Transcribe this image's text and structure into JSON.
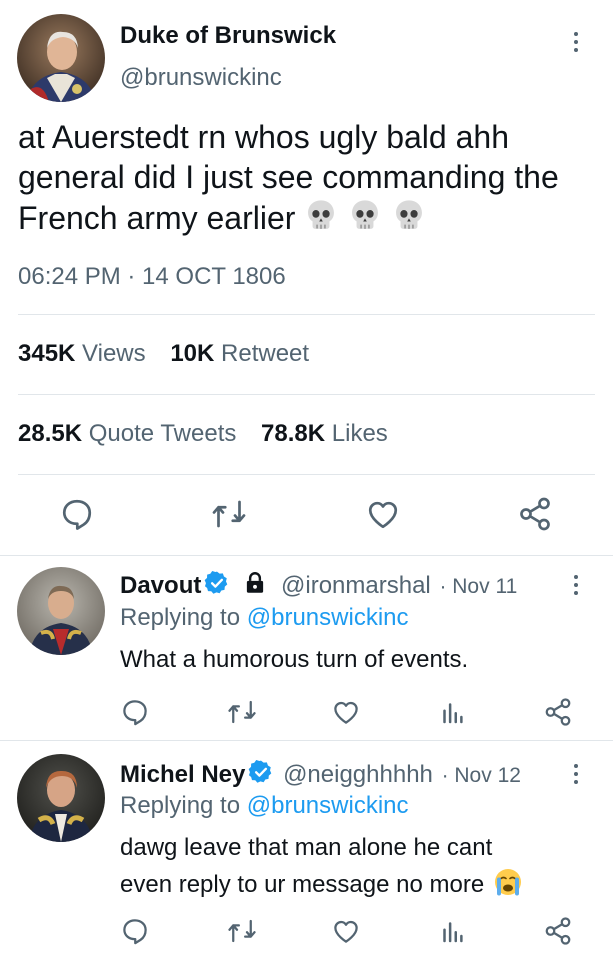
{
  "main_tweet": {
    "author_name": "Duke of Brunswick",
    "author_handle": "@brunswickinc",
    "text": "at Auerstedt rn whos ugly bald ahh general did I just see commanding the French army earlier",
    "emoji_suffix": [
      "skull",
      "skull",
      "skull"
    ],
    "timestamp": "06:24 PM · 14 OCT 1806",
    "stats": {
      "views_count": "345K",
      "views_label": "Views",
      "retweets_count": "10K",
      "retweets_label": "Retweet",
      "quotes_count": "28.5K",
      "quotes_label": "Quote Tweets",
      "likes_count": "78.8K",
      "likes_label": "Likes"
    },
    "actions": [
      "reply-icon",
      "retweet-icon",
      "like-icon",
      "share-icon"
    ]
  },
  "replies": [
    {
      "author_name": "Davout",
      "verified": true,
      "protected": true,
      "author_handle": "@ironmarshal",
      "date": "· Nov 11",
      "replying_label": "Replying to",
      "replying_handle": "@brunswickinc",
      "text": "What a humorous turn of events.",
      "actions": [
        "reply-icon",
        "retweet-icon",
        "like-icon",
        "analytics-icon",
        "share-icon"
      ]
    },
    {
      "author_name": "Michel Ney",
      "verified": true,
      "protected": false,
      "author_handle": "@neigghhhhh",
      "date": "· Nov 12",
      "replying_label": "Replying to",
      "replying_handle": "@brunswickinc",
      "text_line1": "dawg leave that man alone he cant",
      "text_line2": "even reply to ur message no more",
      "emoji": "crying-face",
      "actions": [
        "reply-icon",
        "retweet-icon",
        "like-icon",
        "analytics-icon",
        "share-icon"
      ]
    }
  ],
  "colors": {
    "accent": "#1d9bf0",
    "muted": "#536471",
    "divider": "#e1e6ea",
    "text": "#0f1419"
  }
}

- **Challenge**
Repeat every record precisely. Any picture among them stays out of the copy.

- **Result**
Transcribe this image's text and structure into JSON.
{
  "main_tweet": {
    "author_name": "Duke of Brunswick",
    "author_handle": "@brunswickinc",
    "text": "at Auerstedt rn whos ugly bald ahh general did I just see commanding the French army earlier",
    "emoji_suffix": [
      "skull",
      "skull",
      "skull"
    ],
    "timestamp": "06:24 PM · 14 OCT 1806",
    "stats": {
      "views_count": "345K",
      "views_label": "Views",
      "retweets_count": "10K",
      "retweets_label": "Retweet",
      "quotes_count": "28.5K",
      "quotes_label": "Quote Tweets",
      "likes_count": "78.8K",
      "likes_label": "Likes"
    },
    "actions": [
      "reply-icon",
      "retweet-icon",
      "like-icon",
      "share-icon"
    ]
  },
  "replies": [
    {
      "author_name": "Davout",
      "verified": true,
      "protected": true,
      "author_handle": "@ironmarshal",
      "date": "· Nov 11",
      "replying_label": "Replying to",
      "replying_handle": "@brunswickinc",
      "text": "What a humorous turn of events.",
      "actions": [
        "reply-icon",
        "retweet-icon",
        "like-icon",
        "analytics-icon",
        "share-icon"
      ]
    },
    {
      "author_name": "Michel Ney",
      "verified": true,
      "protected": false,
      "author_handle": "@neigghhhhh",
      "date": "· Nov 12",
      "replying_label": "Replying to",
      "replying_handle": "@brunswickinc",
      "text_line1": "dawg leave that man alone he cant",
      "text_line2": "even reply to ur message no more",
      "emoji": "crying-face",
      "actions": [
        "reply-icon",
        "retweet-icon",
        "like-icon",
        "analytics-icon",
        "share-icon"
      ]
    }
  ],
  "colors": {
    "accent": "#1d9bf0",
    "muted": "#536471",
    "divider": "#e1e6ea",
    "text": "#0f1419"
  }
}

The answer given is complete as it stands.